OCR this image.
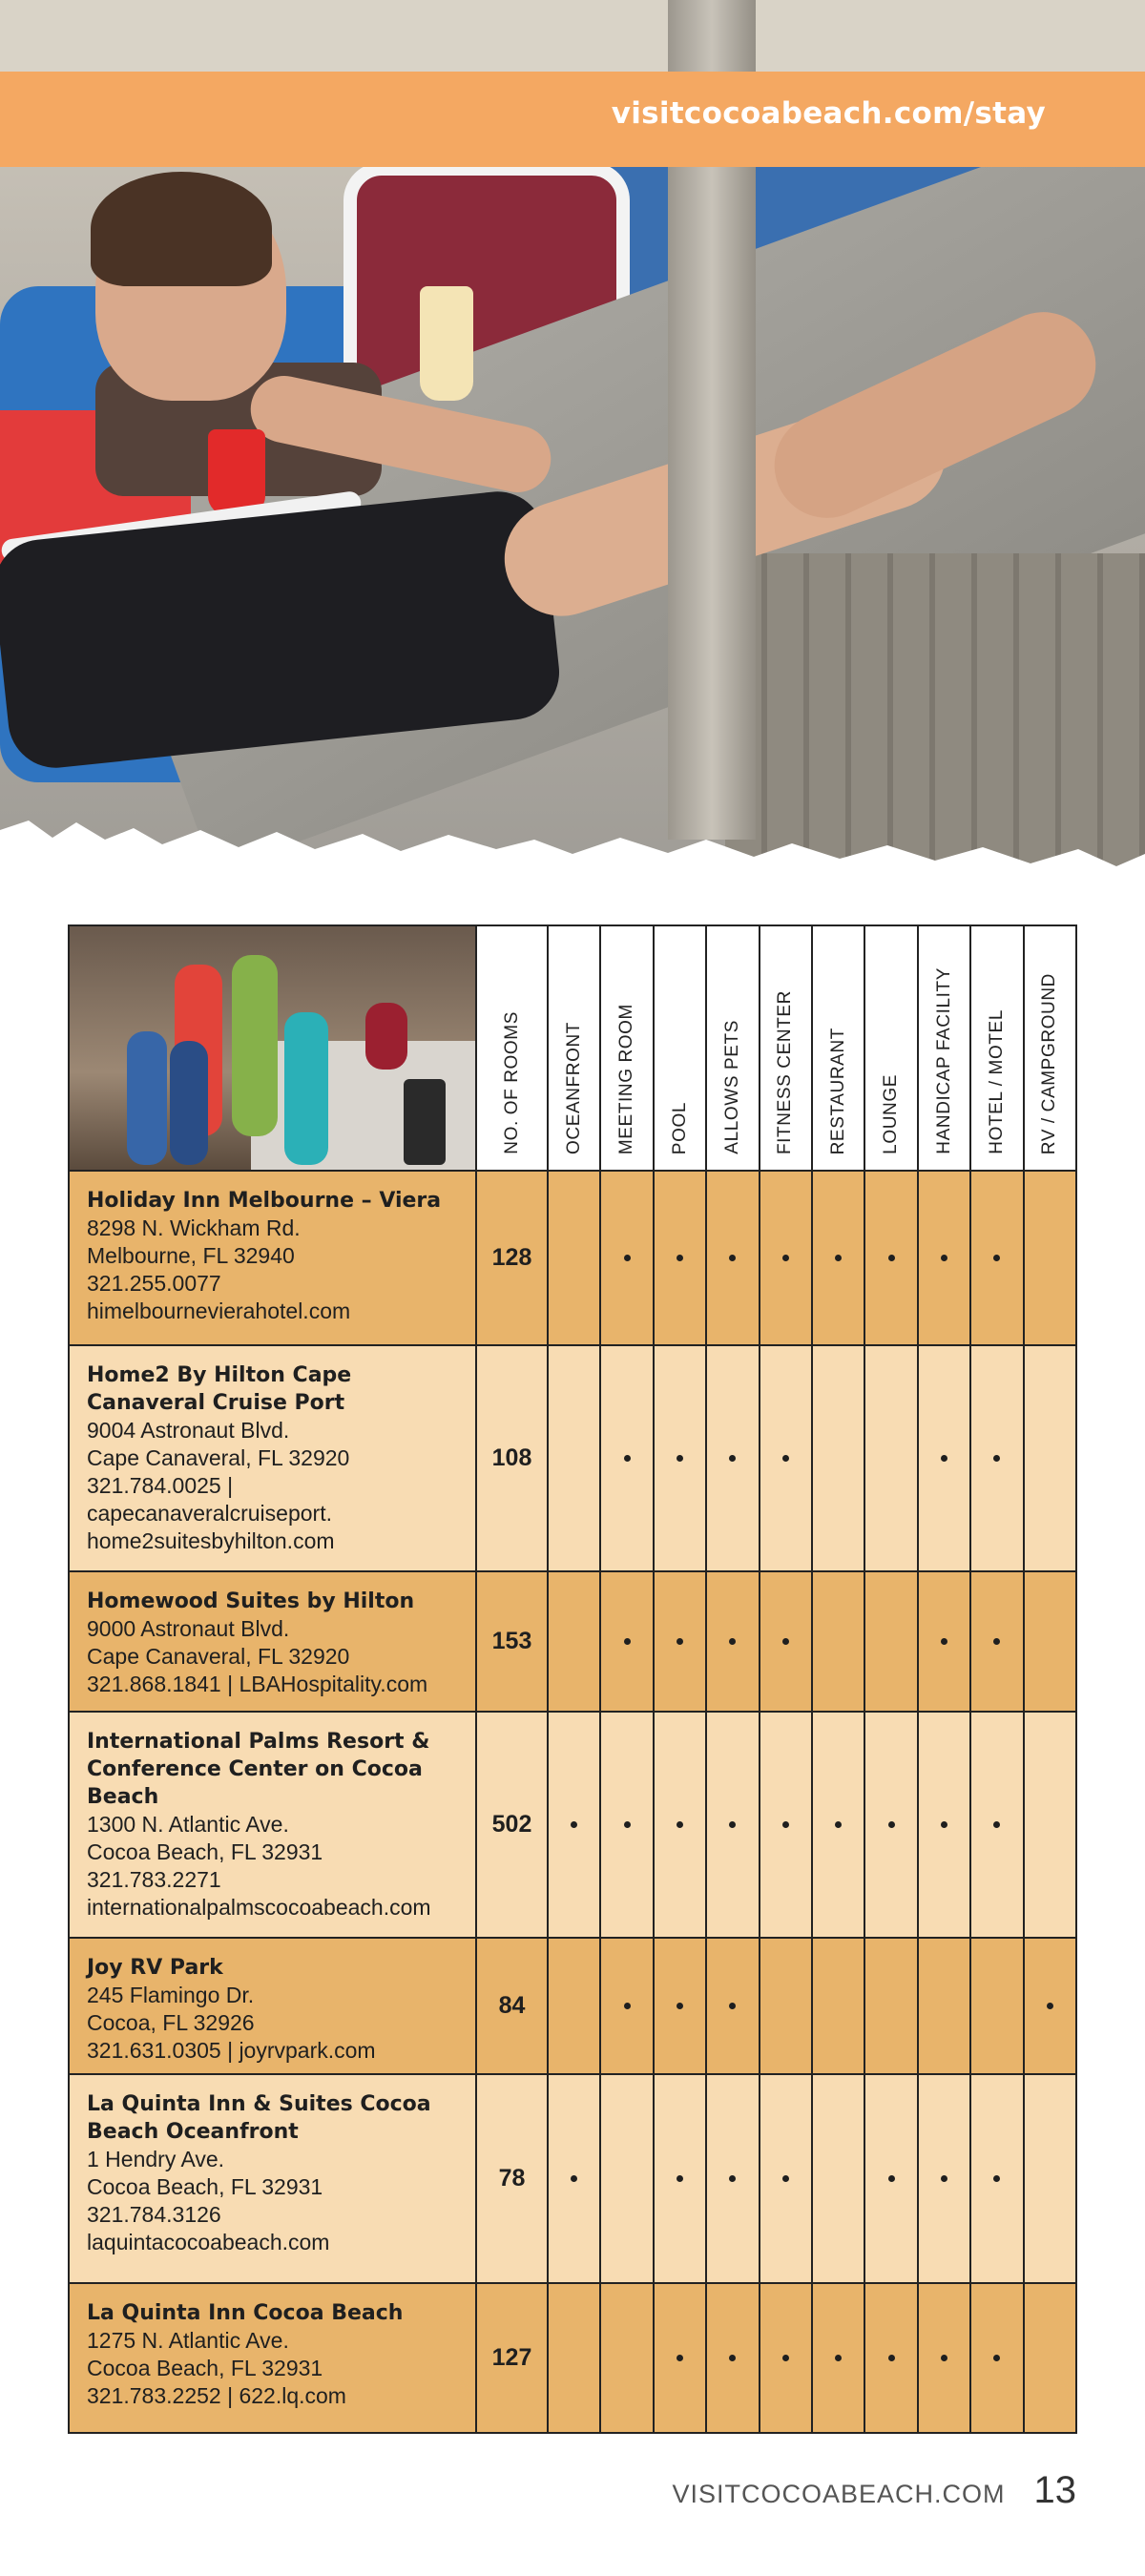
visitcocoabeach.com/stay
NO. OF ROOMS OCEANFRONT MEETING ROOM POOL ALLOWS PETS FITNESS CENTER RESTAURANT LOUNGE HANDICAP FACILITY HOTEL / MOTEL RV / CAMPGROUND
Holiday Inn Melbourne – Viera
8298 N. Wickham Rd.
Melbourne, FL 32940
321.255.0077
himelbournevierahotel.com
128
Home2 By Hilton Cape Canaveral Cruise Port
9004 Astronaut Blvd.
Cape Canaveral, FL 32920
321.784.0025 |
capecanaveralcruiseport.
home2suitesbyhilton.com
108
Homewood Suites by Hilton
9000 Astronaut Blvd.
Cape Canaveral, FL 32920
321.868.1841 | LBAHospitality.com
153
International Palms Resort & Conference Center on Cocoa Beach
1300 N. Atlantic Ave.
Cocoa Beach, FL 32931
321.783.2271
internationalpalmscocoabeach.com
502
Joy RV Park
245 Flamingo Dr.
Cocoa, FL 32926
321.631.0305 | joyrvpark.com
84
La Quinta Inn & Suites Cocoa Beach Oceanfront
1 Hendry Ave.
Cocoa Beach, FL 32931
321.784.3126
laquintacocoabeach.com
78
La Quinta Inn Cocoa Beach
1275 N. Atlantic Ave.
Cocoa Beach, FL 32931
321.783.2252 | 622.lq.com
127
VISITCOCOABEACH.COM 13
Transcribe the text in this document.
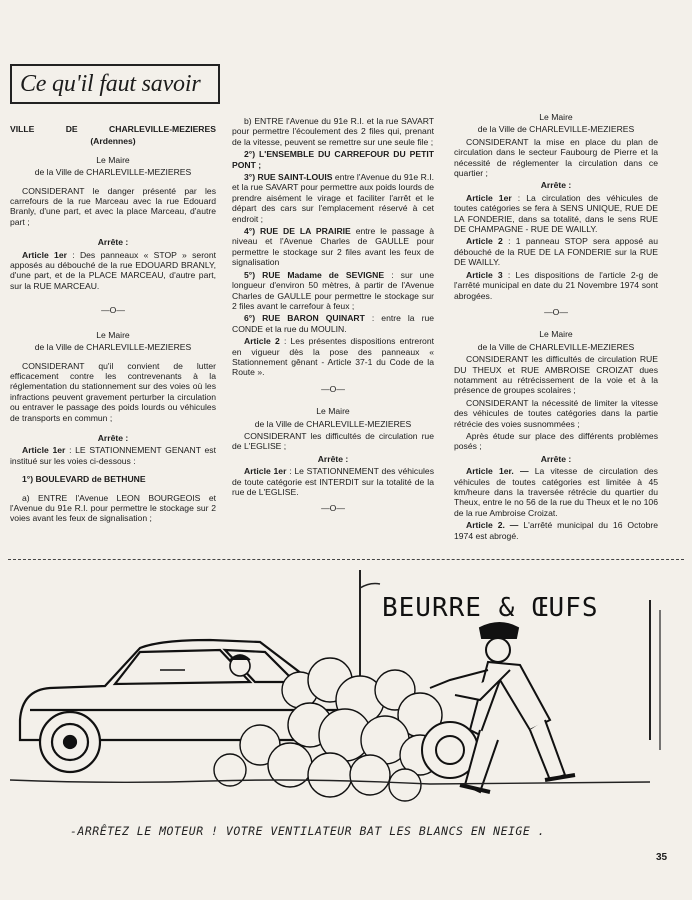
Ce qu'il faut savoir
VILLE	DE	CHARLEVILLE-MEZIERES

(Ardennes)

Le Maire

de la Ville de CHARLEVILLE-MEZIERES

CONSIDERANT le danger présenté par les carrefours de la rue Marceau avec la rue Edouard Branly, d'une part, et avec la place Marceau, d'autre part ;

Arrête :

Article 1er : Des panneaux « STOP » seront apposés au débouché de la rue EDOUARD BRANLY, d'une part, et de la PLACE MARCEAU, d'autre part, sur la RUE MARCEAU.

—O—

Le Maire

de la Ville de CHARLEVILLE-MEZIERES

CONSIDERANT qu'il convient de lutter efficacement contre les contrevenants à la réglementation du stationnement sur des voies où les infractions peuvent gravement perturber la circulation ou entraver le passage des poids lourds ou véhicules de transports en commun ;

Arrête :

Article 1er : LE STATIONNEMENT GENANT est institué sur les voies ci-dessous :

1°) BOULEVARD de BETHUNE

a) ENTRE l'Avenue LEON BOURGEOIS et l'Avenue du 91e R.I. pour permettre le stockage sur 2 voies avant les feux de signalisation ;

b) ENTRE l'Avenue du 91e R.I. et la rue SAVART pour permettre l'écoulement des 2 files qui, prenant de la vitesse, peuvent se remettre sur une seule file ;

2°) L'ENSEMBLE DU CARREFOUR DU PETIT PONT ;

3°) RUE SAINT-LOUIS entre l'Avenue du 91e R.I. et la rue SAVART pour permettre aux poids lourds de prendre aisément le virage et faciliter l'arrêt et le départ des cars sur l'emplacement réservé à cet endroit ;

4°) RUE DE LA PRAIRIE entre le passage à niveau et l'Avenue Charles de GAULLE pour permettre le stockage sur 2 files avant les feux de signalisation

5°) RUE Madame de SEVIGNE : sur une longueur d'environ 50 mètres, à partir de l'Avenue Charles de GAULLE pour permettre le stockage sur 2 files avant le carrefour à feux ;

6°) RUE BARON QUINART : entre la rue CONDE et la rue du MOULIN.

Article 2 : Les présentes dispositions entreront en vigueur dès la pose des panneaux « Stationnement gênant - Article 37-1 du Code de la Route ».

—O—

Le Maire

de la Ville de CHARLEVILLE-MEZIERES

CONSIDERANT les difficultés de circulation rue de L'EGLISE ;

Arrête :

Article 1er : Le STATIONNEMENT des véhicules de toute catégorie est INTERDIT sur la totalité de la rue de L'EGLISE.

—O—

Le Maire

de la Ville de CHARLEVILLE-MEZIERES

CONSIDERANT la mise en place du plan de circulation dans le secteur Faubourg de Pierre et la nécessité de réglementer la circulation dans ce quartier ;

Arrête :

Article 1er : La circulation des véhicules de toutes catégories se fera à SENS UNIQUE, RUE DE LA FONDERIE, dans sa totalité, dans le sens RUE DE CHAMPAGNE - RUE DE WAILLY.

Article 2 : 1 panneau STOP sera apposé au débouché de la RUE DE LA FONDERIE sur la RUE DE WAILLY.

Article 3 : Les dispositions de l'article 2-g de l'arrêté municipal en date du 21 Novembre 1974 sont abrogées.

—O—

Le Maire

de la Ville de CHARLEVILLE-MEZIERES

CONSIDERANT les difficultés de circulation RUE DU THEUX et RUE AMBROISE CROIZAT dues notamment au rétrécissement de la voie et à la présence de groupes scolaires ;

CONSIDERANT la nécessité de limiter la vitesse des véhicules de toutes catégories dans la partie rétrécie des voies susnommées ;

Après étude sur place des différents problèmes posés ;

Arrête :

Article 1er. — La vitesse de circulation des véhicules de toutes catégories est limitée à 45 km/heure dans la traversée rétrécie du quartier du Theux, entre le no 56 de la rue du Theux et le no 106 de la rue Ambroise Croizat.

Article 2. — L'arrêté municipal du 16 Octobre 1974 est abrogé.

BEURRE & ŒUFS
-ARRÊTEZ LE MOTEUR ! VOTRE VENTILATEUR BAT LES BLANCS EN NEIGE .
35
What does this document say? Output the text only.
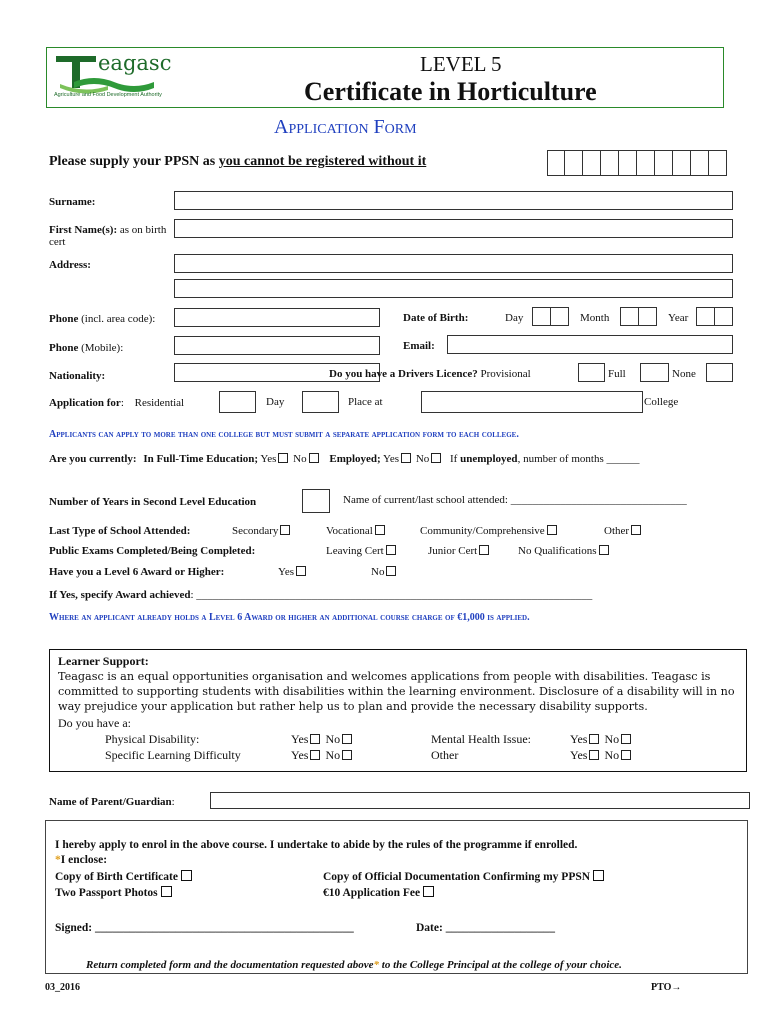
eagasc
Agriculture and Food Development Authority
LEVEL 5
Certificate in Horticulture
Application Form
Please supply your PPSN as you cannot be registered without it
Surname:
First Name(s): as on birth cert
Address:
Phone (incl. area code):	Date of Birth:	Day	Month	Year
Phone (Mobile):	Email:
Nationality:	Do you have a Drivers Licence? Provisional	Full	None
Application for: Residential	Day	Place at	College
Applicants can apply to more than one college but must submit a separate application form to each college.
Are you currently: In Full-Time Education; Yes No Employed; Yes No If unemployed, number of months ______
Number of Years in Second Level Education	Name of current/last school attended: ________________________________
Last Type of School Attended:	Secondary	Vocational	Community/Comprehensive	Other
Public Exams Completed/Being Completed:	Leaving Cert	Junior Cert	No Qualifications
Have you a Level 6 Award or Higher:	Yes	No
If Yes, specify Award achieved: ________________________________________________________________________
Where an applicant already holds a Level 6 Award or higher an additional course charge of €1,000 is applied.
Learner Support:
Teagasc is an equal opportunities organisation and welcomes applications from people with disabilities. Teagasc is committed to supporting students with disabilities within the learning environment. Disclosure of a disability will in no way prejudice your application but rather help us to plan and provide the necessary disability supports.
Do you have a:
Physical Disability:	Yes No	Mental Health Issue:	Yes No
Specific Learning Difficulty	Yes No	Other	Yes No
Name of Parent/Guardian:
I hereby apply to enrol in the above course. I undertake to abide by the rules of the programme if enrolled.
*I enclose:
Copy of Birth Certificate	Copy of Official Documentation Confirming my PPSN
Two Passport Photos	€10 Application Fee
Signed: _____________________________________________	Date: ___________________
Return completed form and the documentation requested above* to the College Principal at the college of your choice.
03_2016	PTO→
◇ ◇ ◇ ◇
# Instructions for the task
Copy all lines from the data that hold the word "this".

# Solution
OCR this image.
Transcribe the text in this document.
What does this document say? Output the text only.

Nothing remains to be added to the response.